>> Start GIVEN DATA

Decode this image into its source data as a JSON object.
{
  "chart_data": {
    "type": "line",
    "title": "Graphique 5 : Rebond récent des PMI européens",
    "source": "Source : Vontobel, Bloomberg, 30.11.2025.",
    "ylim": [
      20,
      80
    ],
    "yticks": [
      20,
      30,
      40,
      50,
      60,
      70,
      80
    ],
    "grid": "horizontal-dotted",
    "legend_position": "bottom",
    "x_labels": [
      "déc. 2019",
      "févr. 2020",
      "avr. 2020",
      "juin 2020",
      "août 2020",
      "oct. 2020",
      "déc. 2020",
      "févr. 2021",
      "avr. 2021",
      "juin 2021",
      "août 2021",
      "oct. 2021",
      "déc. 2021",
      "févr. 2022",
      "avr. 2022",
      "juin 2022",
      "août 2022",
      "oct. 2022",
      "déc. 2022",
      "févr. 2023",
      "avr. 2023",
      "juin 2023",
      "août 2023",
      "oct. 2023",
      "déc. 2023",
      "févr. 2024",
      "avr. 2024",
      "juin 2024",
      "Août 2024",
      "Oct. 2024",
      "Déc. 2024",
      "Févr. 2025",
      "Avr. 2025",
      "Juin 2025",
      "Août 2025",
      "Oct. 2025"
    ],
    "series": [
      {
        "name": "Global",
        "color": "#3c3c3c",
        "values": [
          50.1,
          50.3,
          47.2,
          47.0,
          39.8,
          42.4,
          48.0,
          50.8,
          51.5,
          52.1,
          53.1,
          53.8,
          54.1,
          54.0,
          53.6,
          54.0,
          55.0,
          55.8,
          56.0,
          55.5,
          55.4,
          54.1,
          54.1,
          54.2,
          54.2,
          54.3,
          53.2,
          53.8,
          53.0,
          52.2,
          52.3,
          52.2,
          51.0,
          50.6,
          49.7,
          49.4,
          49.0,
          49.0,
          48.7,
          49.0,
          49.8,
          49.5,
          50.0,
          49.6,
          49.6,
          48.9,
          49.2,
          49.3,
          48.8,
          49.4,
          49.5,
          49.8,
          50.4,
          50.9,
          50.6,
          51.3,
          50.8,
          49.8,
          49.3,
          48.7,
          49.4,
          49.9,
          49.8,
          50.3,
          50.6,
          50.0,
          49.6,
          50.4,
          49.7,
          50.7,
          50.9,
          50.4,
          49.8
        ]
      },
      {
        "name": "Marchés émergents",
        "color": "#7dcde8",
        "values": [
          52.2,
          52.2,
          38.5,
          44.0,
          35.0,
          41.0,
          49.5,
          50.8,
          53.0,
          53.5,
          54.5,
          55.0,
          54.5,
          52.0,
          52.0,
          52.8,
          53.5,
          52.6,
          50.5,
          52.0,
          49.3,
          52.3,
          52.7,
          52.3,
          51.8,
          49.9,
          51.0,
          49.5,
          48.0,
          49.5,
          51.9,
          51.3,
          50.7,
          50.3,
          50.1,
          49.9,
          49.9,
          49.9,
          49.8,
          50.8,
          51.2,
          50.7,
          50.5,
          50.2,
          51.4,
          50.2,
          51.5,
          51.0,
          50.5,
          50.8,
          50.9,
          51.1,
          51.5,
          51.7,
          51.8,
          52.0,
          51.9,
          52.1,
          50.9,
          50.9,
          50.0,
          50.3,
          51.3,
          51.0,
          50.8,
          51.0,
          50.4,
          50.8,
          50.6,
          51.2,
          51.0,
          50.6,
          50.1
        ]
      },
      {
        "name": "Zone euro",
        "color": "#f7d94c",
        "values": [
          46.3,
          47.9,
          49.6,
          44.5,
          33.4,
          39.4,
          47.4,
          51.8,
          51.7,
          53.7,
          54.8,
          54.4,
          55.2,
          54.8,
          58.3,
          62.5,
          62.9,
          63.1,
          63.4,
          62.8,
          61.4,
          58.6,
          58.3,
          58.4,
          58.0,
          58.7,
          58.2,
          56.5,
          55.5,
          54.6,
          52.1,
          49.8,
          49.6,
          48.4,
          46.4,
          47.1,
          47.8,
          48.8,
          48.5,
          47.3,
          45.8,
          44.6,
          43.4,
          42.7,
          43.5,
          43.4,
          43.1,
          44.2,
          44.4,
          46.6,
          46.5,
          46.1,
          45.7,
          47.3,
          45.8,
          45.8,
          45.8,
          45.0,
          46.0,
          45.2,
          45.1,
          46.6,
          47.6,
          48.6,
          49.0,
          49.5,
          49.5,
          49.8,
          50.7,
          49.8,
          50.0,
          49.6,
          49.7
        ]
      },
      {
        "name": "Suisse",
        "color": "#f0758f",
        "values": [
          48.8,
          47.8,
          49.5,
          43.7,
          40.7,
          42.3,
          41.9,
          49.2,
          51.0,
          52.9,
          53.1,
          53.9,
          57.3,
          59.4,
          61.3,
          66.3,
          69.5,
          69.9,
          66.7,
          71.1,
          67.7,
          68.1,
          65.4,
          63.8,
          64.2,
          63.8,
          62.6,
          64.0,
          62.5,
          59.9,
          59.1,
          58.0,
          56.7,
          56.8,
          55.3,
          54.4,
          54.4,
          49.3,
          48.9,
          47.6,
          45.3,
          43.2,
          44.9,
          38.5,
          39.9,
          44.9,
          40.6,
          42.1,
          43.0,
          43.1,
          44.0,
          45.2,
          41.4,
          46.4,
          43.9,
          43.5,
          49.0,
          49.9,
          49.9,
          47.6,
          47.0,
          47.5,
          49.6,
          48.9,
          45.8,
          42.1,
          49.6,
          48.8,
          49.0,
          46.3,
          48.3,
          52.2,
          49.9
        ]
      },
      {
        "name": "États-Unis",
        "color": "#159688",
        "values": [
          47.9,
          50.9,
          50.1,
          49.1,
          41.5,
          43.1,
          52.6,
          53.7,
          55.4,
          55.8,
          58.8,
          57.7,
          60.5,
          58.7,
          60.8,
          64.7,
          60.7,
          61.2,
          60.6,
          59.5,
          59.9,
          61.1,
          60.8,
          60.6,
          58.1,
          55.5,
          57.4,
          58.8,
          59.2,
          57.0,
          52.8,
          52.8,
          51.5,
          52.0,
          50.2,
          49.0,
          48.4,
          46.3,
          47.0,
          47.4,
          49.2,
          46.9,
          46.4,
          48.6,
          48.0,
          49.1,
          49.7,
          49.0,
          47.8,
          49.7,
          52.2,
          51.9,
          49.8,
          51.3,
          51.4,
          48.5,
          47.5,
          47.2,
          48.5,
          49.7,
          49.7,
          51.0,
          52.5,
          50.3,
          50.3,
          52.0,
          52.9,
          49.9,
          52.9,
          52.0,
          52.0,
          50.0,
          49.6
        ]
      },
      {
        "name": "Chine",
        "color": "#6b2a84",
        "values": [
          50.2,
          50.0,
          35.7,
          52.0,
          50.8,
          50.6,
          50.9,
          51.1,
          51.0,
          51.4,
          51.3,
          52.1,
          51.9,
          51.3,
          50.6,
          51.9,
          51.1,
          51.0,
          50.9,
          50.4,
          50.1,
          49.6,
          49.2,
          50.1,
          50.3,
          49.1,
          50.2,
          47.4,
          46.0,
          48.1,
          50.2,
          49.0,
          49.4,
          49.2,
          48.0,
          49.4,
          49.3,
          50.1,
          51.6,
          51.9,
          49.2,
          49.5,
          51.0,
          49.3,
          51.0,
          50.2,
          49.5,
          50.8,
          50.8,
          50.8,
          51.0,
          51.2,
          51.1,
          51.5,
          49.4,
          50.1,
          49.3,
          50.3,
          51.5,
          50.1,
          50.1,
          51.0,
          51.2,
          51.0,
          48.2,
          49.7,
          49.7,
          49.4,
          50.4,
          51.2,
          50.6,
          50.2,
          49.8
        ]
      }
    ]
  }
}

>> End GIVEN DATA

Copy the records above exactly.

*REPLY*
Decode this image into its source data as a JSON object.
{
  "chart_data": {
    "type": "line",
    "title": "Graphique 5 : Rebond récent des PMI européens",
    "source": "Source : Vontobel, Bloomberg, 30.11.2025.",
    "ylim": [
      20,
      80
    ],
    "yticks": [
      20,
      30,
      40,
      50,
      60,
      70,
      80
    ],
    "grid": "horizontal-dotted",
    "legend_position": "bottom",
    "x_labels": [
      "déc. 2019",
      "févr. 2020",
      "avr. 2020",
      "juin 2020",
      "août 2020",
      "oct. 2020",
      "déc. 2020",
      "févr. 2021",
      "avr. 2021",
      "juin 2021",
      "août 2021",
      "oct. 2021",
      "déc. 2021",
      "févr. 2022",
      "avr. 2022",
      "juin 2022",
      "août 2022",
      "oct. 2022",
      "déc. 2022",
      "févr. 2023",
      "avr. 2023",
      "juin 2023",
      "août 2023",
      "oct. 2023",
      "déc. 2023",
      "févr. 2024",
      "avr. 2024",
      "juin 2024",
      "Août 2024",
      "Oct. 2024",
      "Déc. 2024",
      "Févr. 2025",
      "Avr. 2025",
      "Juin 2025",
      "Août 2025",
      "Oct. 2025"
    ],
    "series": [
      {
        "name": "Global",
        "color": "#3c3c3c",
        "values": [
          50.1,
          50.3,
          47.2,
          47.0,
          39.8,
          42.4,
          48.0,
          50.8,
          51.5,
          52.1,
          53.1,
          53.8,
          54.1,
          54.0,
          53.6,
          54.0,
          55.0,
          55.8,
          56.0,
          55.5,
          55.4,
          54.1,
          54.1,
          54.2,
          54.2,
          54.3,
          53.2,
          53.8,
          53.0,
          52.2,
          52.3,
          52.2,
          51.0,
          50.6,
          49.7,
          49.4,
          49.0,
          49.0,
          48.7,
          49.0,
          49.8,
          49.5,
          50.0,
          49.6,
          49.6,
          48.9,
          49.2,
          49.3,
          48.8,
          49.4,
          49.5,
          49.8,
          50.4,
          50.9,
          50.6,
          51.3,
          50.8,
          49.8,
          49.3,
          48.7,
          49.4,
          49.9,
          49.8,
          50.3,
          50.6,
          50.0,
          49.6,
          50.4,
          49.7,
          50.7,
          50.9,
          50.4,
          49.8
        ]
      },
      {
        "name": "Marchés émergents",
        "color": "#7dcde8",
        "values": [
          52.2,
          52.2,
          38.5,
          44.0,
          35.0,
          41.0,
          49.5,
          50.8,
          53.0,
          53.5,
          54.5,
          55.0,
          54.5,
          52.0,
          52.0,
          52.8,
          53.5,
          52.6,
          50.5,
          52.0,
          49.3,
          52.3,
          52.7,
          52.3,
          51.8,
          49.9,
          51.0,
          49.5,
          48.0,
          49.5,
          51.9,
          51.3,
          50.7,
          50.3,
          50.1,
          49.9,
          49.9,
          49.9,
          49.8,
          50.8,
          51.2,
          50.7,
          50.5,
          50.2,
          51.4,
          50.2,
          51.5,
          51.0,
          50.5,
          50.8,
          50.9,
          51.1,
          51.5,
          51.7,
          51.8,
          52.0,
          51.9,
          52.1,
          50.9,
          50.9,
          50.0,
          50.3,
          51.3,
          51.0,
          50.8,
          51.0,
          50.4,
          50.8,
          50.6,
          51.2,
          51.0,
          50.6,
          50.1
        ]
      },
      {
        "name": "Zone euro",
        "color": "#f7d94c",
        "values": [
          46.3,
          47.9,
          49.6,
          44.5,
          33.4,
          39.4,
          47.4,
          51.8,
          51.7,
          53.7,
          54.8,
          54.4,
          55.2,
          54.8,
          58.3,
          62.5,
          62.9,
          63.1,
          63.4,
          62.8,
          61.4,
          58.6,
          58.3,
          58.4,
          58.0,
          58.7,
          58.2,
          56.5,
          55.5,
          54.6,
          52.1,
          49.8,
          49.6,
          48.4,
          46.4,
          47.1,
          47.8,
          48.8,
          48.5,
          47.3,
          45.8,
          44.6,
          43.4,
          42.7,
          43.5,
          43.4,
          43.1,
          44.2,
          44.4,
          46.6,
          46.5,
          46.1,
          45.7,
          47.3,
          45.8,
          45.8,
          45.8,
          45.0,
          46.0,
          45.2,
          45.1,
          46.6,
          47.6,
          48.6,
          49.0,
          49.5,
          49.5,
          49.8,
          50.7,
          49.8,
          50.0,
          49.6,
          49.7
        ]
      },
      {
        "name": "Suisse",
        "color": "#f0758f",
        "values": [
          48.8,
          47.8,
          49.5,
          43.7,
          40.7,
          42.3,
          41.9,
          49.2,
          51.0,
          52.9,
          53.1,
          53.9,
          57.3,
          59.4,
          61.3,
          66.3,
          69.5,
          69.9,
          66.7,
          71.1,
          67.7,
          68.1,
          65.4,
          63.8,
          64.2,
          63.8,
          62.6,
          64.0,
          62.5,
          59.9,
          59.1,
          58.0,
          56.7,
          56.8,
          55.3,
          54.4,
          54.4,
          49.3,
          48.9,
          47.6,
          45.3,
          43.2,
          44.9,
          38.5,
          39.9,
          44.9,
          40.6,
          42.1,
          43.0,
          43.1,
          44.0,
          45.2,
          41.4,
          46.4,
          43.9,
          43.5,
          49.0,
          49.9,
          49.9,
          47.6,
          47.0,
          47.5,
          49.6,
          48.9,
          45.8,
          42.1,
          49.6,
          48.8,
          49.0,
          46.3,
          48.3,
          52.2,
          49.9
        ]
      },
      {
        "name": "États-Unis",
        "color": "#159688",
        "values": [
          47.9,
          50.9,
          50.1,
          49.1,
          41.5,
          43.1,
          52.6,
          53.7,
          55.4,
          55.8,
          58.8,
          57.7,
          60.5,
          58.7,
          60.8,
          64.7,
          60.7,
          61.2,
          60.6,
          59.5,
          59.9,
          61.1,
          60.8,
          60.6,
          58.1,
          55.5,
          57.4,
          58.8,
          59.2,
          57.0,
          52.8,
          52.8,
          51.5,
          52.0,
          50.2,
          49.0,
          48.4,
          46.3,
          47.0,
          47.4,
          49.2,
          46.9,
          46.4,
          48.6,
          48.0,
          49.1,
          49.7,
          49.0,
          47.8,
          49.7,
          52.2,
          51.9,
          49.8,
          51.3,
          51.4,
          48.5,
          47.5,
          47.2,
          48.5,
          49.7,
          49.7,
          51.0,
          52.5,
          50.3,
          50.3,
          52.0,
          52.9,
          49.9,
          52.9,
          52.0,
          52.0,
          50.0,
          49.6
        ]
      },
      {
        "name": "Chine",
        "color": "#6b2a84",
        "values": [
          50.2,
          50.0,
          35.7,
          52.0,
          50.8,
          50.6,
          50.9,
          51.1,
          51.0,
          51.4,
          51.3,
          52.1,
          51.9,
          51.3,
          50.6,
          51.9,
          51.1,
          51.0,
          50.9,
          50.4,
          50.1,
          49.6,
          49.2,
          50.1,
          50.3,
          49.1,
          50.2,
          47.4,
          46.0,
          48.1,
          50.2,
          49.0,
          49.4,
          49.2,
          48.0,
          49.4,
          49.3,
          50.1,
          51.6,
          51.9,
          49.2,
          49.5,
          51.0,
          49.3,
          51.0,
          50.2,
          49.5,
          50.8,
          50.8,
          50.8,
          51.0,
          51.2,
          51.1,
          51.5,
          49.4,
          50.1,
          49.3,
          50.3,
          51.5,
          50.1,
          50.1,
          51.0,
          51.2,
          51.0,
          48.2,
          49.7,
          49.7,
          49.4,
          50.4,
          51.2,
          50.6,
          50.2,
          49.8
        ]
      }
    ]
  }
}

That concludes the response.